■ **GIVEN REQUEST**: From the data that follows, copy every line holding the string "equipo".

[Dataset items]

----------

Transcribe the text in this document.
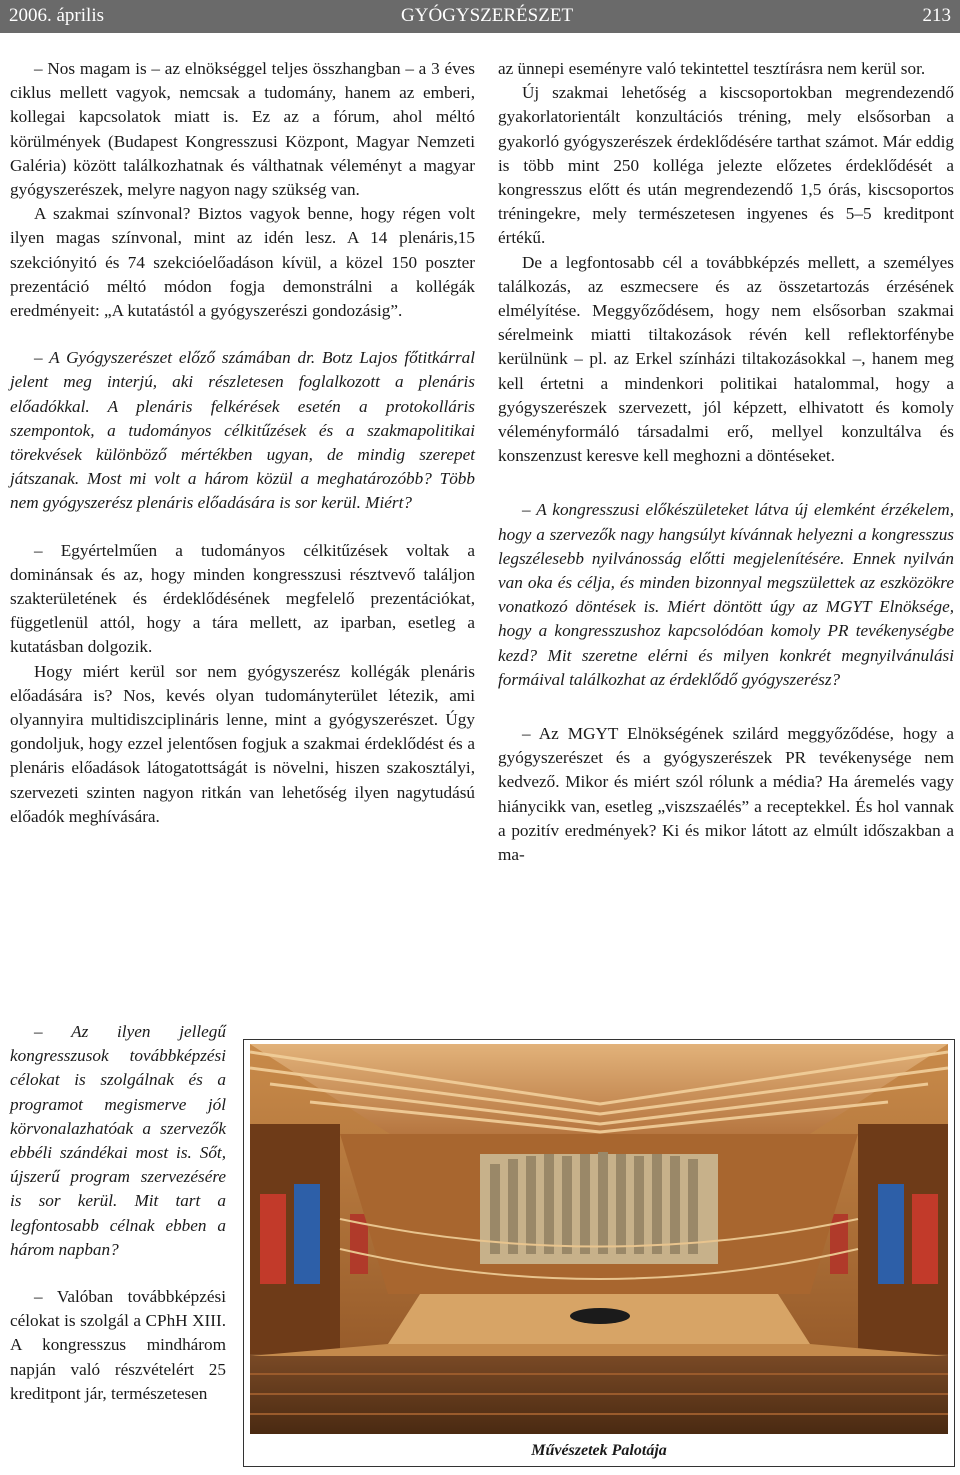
2006. április	GYÓGYSZERÉSZET	213

– Nos magam is – az elnökséggel teljes összhangban – a 3 éves ciklus mellett vagyok, nemcsak a tudomány, hanem az emberi, kollegai kapcsolatok miatt is. Ez az a fórum, ahol méltó körülmények (Budapest Kongresszusi Központ, Magyar Nemzeti Galéria) között találkozhatnak és válthatnak véleményt a magyar gyógyszerészek, melyre nagyon nagy szükség van.

A szakmai színvonal? Biztos vagyok benne, hogy régen volt ilyen magas színvonal, mint az idén lesz. A 14 plenáris,15 szekciónyitó és 74 szekcióelőadáson kívül, a közel 150 poszter prezentáció méltó módon fogja demonstrálni a kollégák eredményeit: „A kutatástól a gyógyszerészi gondozásig”.

– A Gyógyszerészet előző számában dr. Botz Lajos főtitkárral jelent meg interjú, aki részletesen foglalkozott a plenáris előadókkal. A plenáris felkérések esetén a protokolláris szempontok, a tudományos célkitűzések és a szakmapolitikai törekvések különböző mértékben ugyan, de mindig szerepet játszanak. Most mi volt a három közül a meghatározóbb? Több nem gyógyszerész plenáris előadására is sor kerül. Miért?

– Egyértelműen a tudományos célkitűzések voltak a dominánsak és az, hogy minden kongresszusi résztvevő találjon szakterületének és érdeklődésének megfelelő prezentációkat, függetlenül attól, hogy a tára mellett, az iparban, esetleg a kutatásban dolgozik.

Hogy miért kerül sor nem gyógyszerész kollégák plenáris előadására is? Nos, kevés olyan tudományterület létezik, ami olyannyira multidiszciplináris lenne, mint a gyógyszerészet. Úgy gondoljuk, hogy ezzel jelentősen fogjuk a szakmai érdeklődést és a plenáris előadások látogatottságát is növelni, hiszen szakosztályi, szervezeti szinten nagyon ritkán van lehetőség ilyen nagytudású előadók meghívására.

az ünnepi eseményre való tekintettel tesztírásra nem kerül sor.

Új szakmai lehetőség a kiscsoportokban megrendezendő gyakorlatorientált konzultációs tréning, mely elsősorban a gyakorló gyógyszerészek érdeklődésére tarthat számot. Már eddig is több mint 250 kolléga jelezte előzetes érdeklődését a kongresszus előtt és után megrendezendő 1,5 órás, kiscsoportos tréningekre, mely természetesen ingyenes és 5–5 kreditpont értékű.

De a legfontosabb cél a továbbképzés mellett, a személyes találkozás, az eszmecsere és az összetartozás érzésének elmélyítése. Meggyőződésem, hogy nem elsősorban szakmai sérelmeink miatti tiltakozások révén kell reflektorfénybe kerülnünk – pl. az Erkel színházi tiltakozásokkal –, hanem meg kell értetni a mindenkori politikai hatalommal, hogy a gyógyszerészek szervezett, jól képzett, elhivatott és komoly véleményformáló társadalmi erő, mellyel konzultálva és konszenzust keresve kell meghozni a döntéseket.

– A kongresszusi előkészületeket látva új elemként érzékelem, hogy a szervezők nagy hangsúlyt kívánnak helyezni a kongresszus legszélesebb nyilvánosság előtti megjelenítésére. Ennek nyilván van oka és célja, és minden bizonnyal megszülettek az eszközökre vonatkozó döntések is. Miért döntött úgy az MGYT Elnöksége, hogy a kongresszushoz kapcsolódóan komoly PR tevékenységbe kezd? Mit szeretne elérni és milyen konkrét megnyilvánulási formáival találkozhat az érdeklődő gyógyszerész?

– Az MGYT Elnökségének szilárd meggyőződése, hogy a gyógyszerészet és a gyógyszerészek PR tevékenysége nem kedvező. Mikor és miért szól rólunk a média? Ha áremelés vagy hiánycikk van, esetleg „viszszaélés” a receptekkel. És hol vannak a pozitív eredmények? Ki és mikor látott az elmúlt időszakban a ma-

– Az ilyen jellegű kongresszusok továbbképzési célokat is szolgálnak és a programot megismerve jól körvonalazhatóak a szervezők ebbéli szándékai most is. Sőt, újszerű program szervezésére is sor kerül. Mit tart a legfontosabb célnak ebben a három napban?

– Valóban továbbképzési célokat is szolgál a CPhH XIII. A kongresszus mindhárom napján való részvételért 25 kreditpont jár, természetesen

Művészetek Palotája
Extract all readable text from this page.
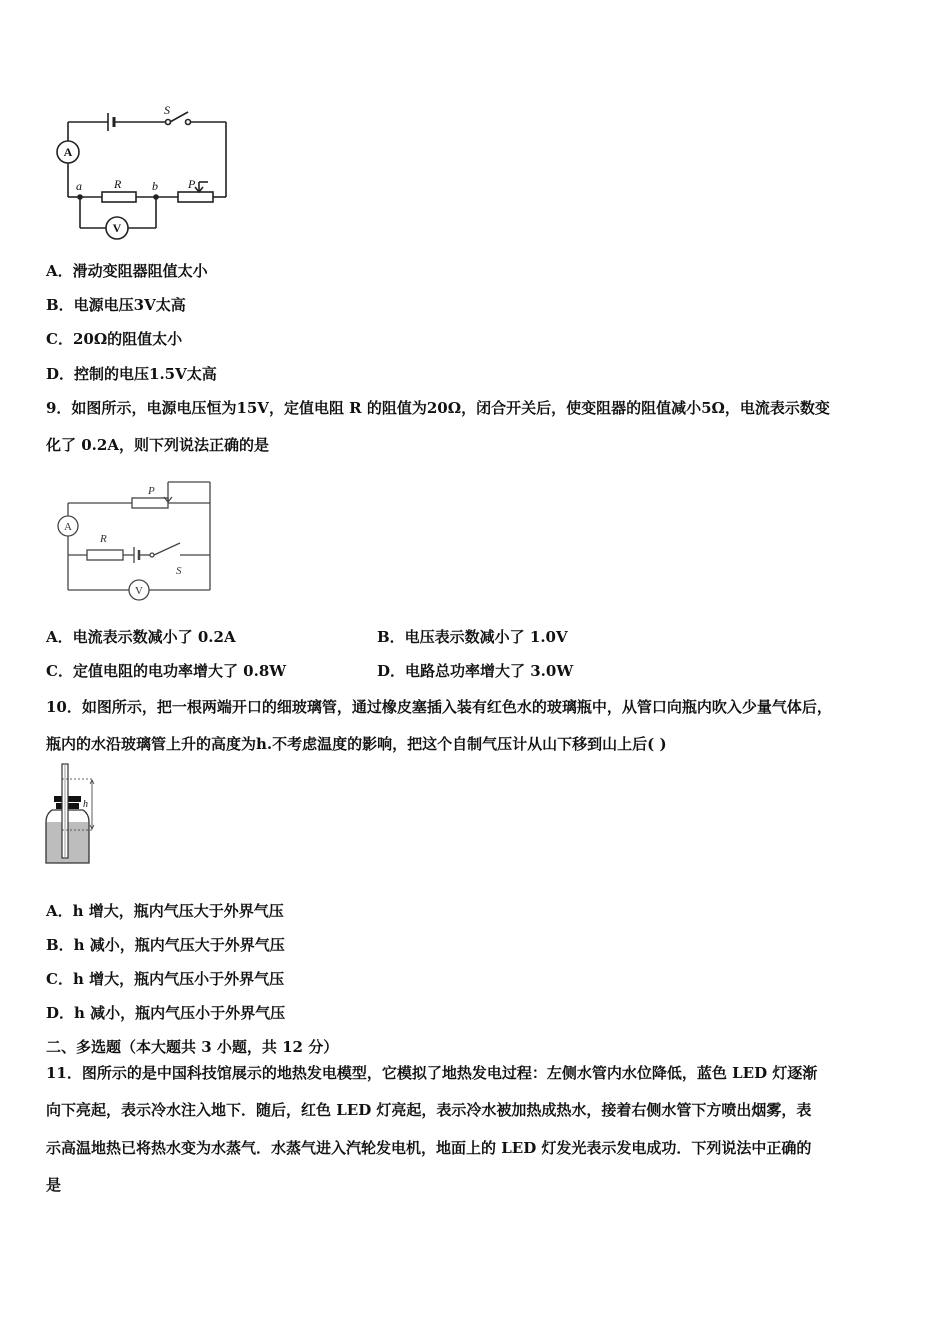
S
a	R	b	P
A
V
A．滑动变阻器阻值太小
B．电源电压3V太高
C．20Ω的阻值太小
D．控制的电压1.5V太高
9．如图所示，电源电压恒为15V，定值电阻 R 的阻值为20Ω，闭合开关后，使变阻器的阻值减小5Ω，电流表示数变
化了 0.2A，则下列说法正确的是
P
R
S
A
V
A．电流表示数减小了 0.2A	B．电压表示数减小了 1.0V
C．定值电阻的电功率增大了 0.8W	D．电路总功率增大了 3.0W
10．如图所示，把一根两端开口的细玻璃管，通过橡皮塞插入装有红色水的玻璃瓶中，从管口向瓶内吹入少量气体后，
瓶内的水沿玻璃管上升的高度为h.不考虑温度的影响，把这个自制气压计从山下移到山上后( )
h
A．h 增大，瓶内气压大于外界气压
B．h 减小，瓶内气压大于外界气压
C．h 增大，瓶内气压小于外界气压
D．h 减小，瓶内气压小于外界气压
二、多选题（本大题共 3 小题，共 12 分）
11．图所示的是中国科技馆展示的地热发电模型，它模拟了地热发电过程：左侧水管内水位降低，蓝色 LED 灯逐渐
向下亮起，表示冷水注入地下．随后，红色 LED 灯亮起，表示冷水被加热成热水，接着右侧水管下方喷出烟雾，表
示高温地热已将热水变为水蒸气．水蒸气进入汽轮发电机，地面上的 LED 灯发光表示发电成功．下列说法中正确的
是
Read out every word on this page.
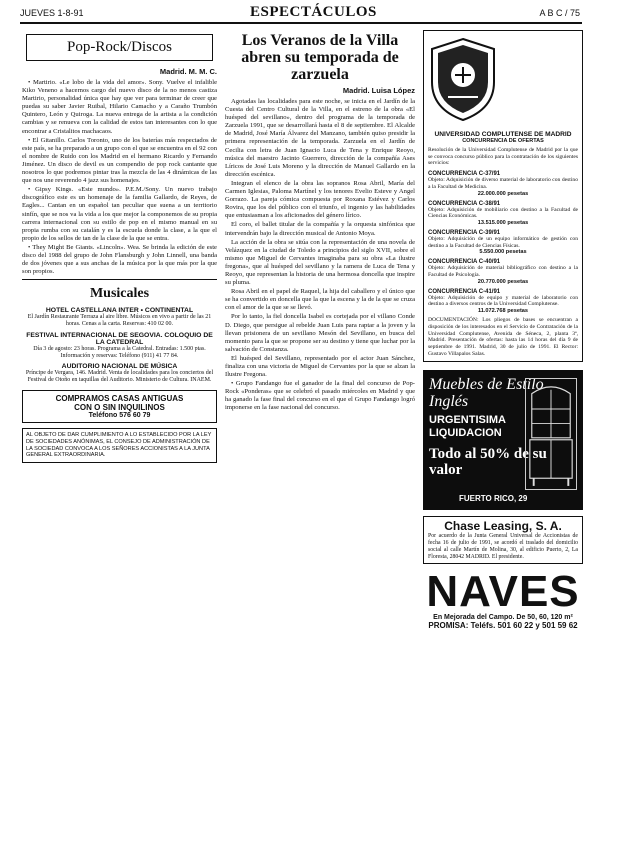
JUEVES 1-8-91	ESPECTÁCULOS	A B C / 75
Pop-Rock/Discos
Madrid. M. M. C.

• Martirio. «Le lobo de la vida del amor». Sony. Vuelve el infalible Kiko Veneno a hacernos cargo del nuevo disco de la no menos castiza Martirio, personalidad única que hay que ver para terminar de creer que puedas su saber Javier Ruibal, Hilario Camacho y a Caraño Trumbón Quintero, León y Quiroga. La nueva entrega de la artista a la condición cambias y se renueva con la calidad de estos tan interesantes con lo que encontrar a Cristalitos machacaos.

• El Gitanillo. Carlos Toronto, uno de los baterías más respectados de este país, se ha preparado a un grupo con el que se encuentra en el 92 con el nombre de Ruido con los Madrid en el hermano Ricardo y Fernando Jiménez. Un disco de devil es un compendio de pop rock cantante que nosotros lo que podremos pintar tras la mezcla de las 4 dinámicas de las que nos une reverendo 4 jazz sus homenajes.

• Gipsy Kings. «Este mundo». P.E.M./Sony. Un nuevo trabajo discográfico este es un homenaje de la familia Gallardo, de Reyes, de Eagles... Cantan en un español tan peculiar que suena a un territorio sinfín, que se nos va la vida a los que mejor la componemos de su propia carrera internacional con su estilo de pop en el mismo manual en su propia rumba con su catalán y es la escuela donde la clase, a la que el propio de los sellos de tan de la clase de la que se entra.

• They Might Be Giants. «Lincoln». Wea. Se brinda la edición de este disco del 1988 del grupo de John Flansburgh y John Linnell, una banda de dos jóvenes que a sus anchas de la música por la que más por la que son propios.

Musicales
HOTEL CASTELLANA INTER • CONTINENTAL
El Jardín Restaurante Terraza al aire libre. Músicos en vivo a partir de las 21 horas. Cenas a la carta. Reservas: 410 02 00.
FESTIVAL INTERNACIONAL DE SEGOVIA. COLOQUIO DE LA CATEDRAL
Día 3 de agosto: 23 horas. Programa a la Catedral. Entradas: 1.500 ptas. Información y reservas: Teléfono (911) 41 77 84.
AUDITORIO NACIONAL DE MÚSICA
Príncipe de Vergara, 146. Madrid. Venta de localidades para los conciertos del Festival de Otoño en taquillas del Auditorio. Ministerio de Cultura. INAEM.
COMPRAMOS CASAS ANTIGUAS
CON O SIN INQUILINOS
Teléfono 576 60 79
AL OBJETO DE DAR CUMPLIMIENTO A LO ESTABLECIDO POR LA LEY DE SOCIEDADES ANÓNIMAS, EL CONSEJO DE ADMINISTRACIÓN DE LA SOCIEDAD CONVOCA A LOS SEÑORES ACCIONISTAS A LA JUNTA GENERAL EXTRAORDINARIA.
Los Veranos de la Villa abren su temporada de zarzuela
Madrid. Luisa López

Agotadas las localidades para este noche, se inicia en el Jardín de la Cuesta del Centro Cultural de la Villa, en el estreno de la obra «El huésped del sevillano», dentro del programa de la temporada de Zarzuela 1991, que se desarrollará hasta el 8 de septiembre. El Alcalde de Madrid, José María Álvarez del Manzano, también quiso presidir la primera representación de la temporada. Zarzuela en el Jardín de Cecilia con letra de Juan Ignacio Luca de Tena y Enrique Reoyo, música del maestro Jacinto Guerrero, dirección de la compañía Ases Líricos de José Luis Moreno y la dirección de Manuel Gallardo en la dirección escénica.

Integran el elenco de la obra las sopranos Rosa Abril, María del Carmen Iglesias, Paloma Martínel y los tenores Evelio Esteve y Angel Gorrazo. La pareja cómica compuesta por Roxana Estévez y Carlos Rovira, que los del público con el triunfo, el ingenio y las habilidades que entusiasman a los aficionados del género lírico.

El coro, el ballet titular de la compañía y la orquesta sinfónica que intervendrán bajo la dirección musical de Antonio Moya.

La acción de la obra se sitúa con la representación de una novela de Velázquez en la ciudad de Toledo a principios del siglo XVII, sobre el mismo que Miguel de Cervantes imaginaba para su obra «La ilustre fregona», que al huésped del sevillano y la ramera de Luca de Tena y Reoyo, que representan la historia de una hermosa doncella que inspire su pluma.

Rosa Abril en el papel de Raquel, la hija del caballero y el único que se ha convertido en doncella que la que la escena y la de la que se cruza con el amor de la que se se llevó.

Por lo tanto, la fiel doncella Isabel es cortejada por el villano Conde D. Diego, que persigue al rebelde Juan Luis para raptar a la joven y la llevan prisionera de un sevillano Mesón del Sevillano, en busca del momento para la que se propone ser su destino y tiene que luchar por la salvación de Constanza.

El huésped del Sevillano, representado por el actor Juan Sánchez, finaliza con una victoria de Miguel de Cervantes por la que se alzan la Ilustre Fregona.

• Grupo Fandango fue el ganador de la final del concurso de Pop-Rock «Ponderas» que se celebró el pasado miércoles en Madrid y que ha ganado la fase final del concurso en el que el Grupo Fandango logró imponerse en la fase nacional del concurso.

UNIVERSIDAD COMPLUTENSE DE MADRID
CONCURRENCIA DE OFERTAS
Resolución de la Universidad Complutense de Madrid por la que se convoca concurso público para la contratación de los siguientes servicios:
CONCURRENCIA C-37/91
Objeto: Adquisición de diverso material de laboratorio con destino a la Facultad de Medicina.
22.000.000 pesetas
CONCURRENCIA C-38/91
Objeto: Adquisición de mobiliario con destino a la Facultad de Ciencias Económicas.
13.515.000 pesetas
CONCURRENCIA C-39/91
Objeto: Adquisición de un equipo informático de gestión con destino a la Facultad de Ciencias Físicas.
5.550.000 pesetas
CONCURRENCIA C-40/91
Objeto: Adquisición de material bibliográfico con destino a la Facultad de Psicología.
20.770.000 pesetas
CONCURRENCIA C-41/91
Objeto: Adquisición de equipo y material de laboratorio con destino a diversos centros de la Universidad Complutense.
11.072.768 pesetas
DOCUMENTACIÓN: Los pliegos de bases se encuentran a disposición de los interesados en el Servicio de Contratación de la Universidad Complutense, Avenida de Séneca, 2, planta 3ª, Madrid. Presentación de ofertas: hasta las 14 horas del día 9 de septiembre de 1991. Madrid, 30 de julio de 1991. El Rector: Gustavo Villapalos Salas.
Muebles de Estilo Inglés
URGENTISIMA
LIQUIDACION
Todo al 50% de su valor
FUERTO RICO, 29
Chase Leasing, S. A.
Por acuerdo de la Junta General Universal de Accionistas de fecha 16 de julio de 1991, se acordó el traslado del domicilio social al calle Martín de Molina, 30, al edificio Puerto, 2, La Floresta, 28042 MADRID. El presidente.
NAVES
En Mejorada del Campo. De 50, 60, 120 m²
PROMISA: Teléfs. 501 60 22 y 501 59 62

----------

■ **RESPONSE TO THIS TASK**:
Objeto: Adquisición de un equipo informático de gestión con destino a la Facultad de Ciencias Físicas.
Objeto: Adquisición de equipo y material de laboratorio con destino a diversos centros de la Universidad Complutense.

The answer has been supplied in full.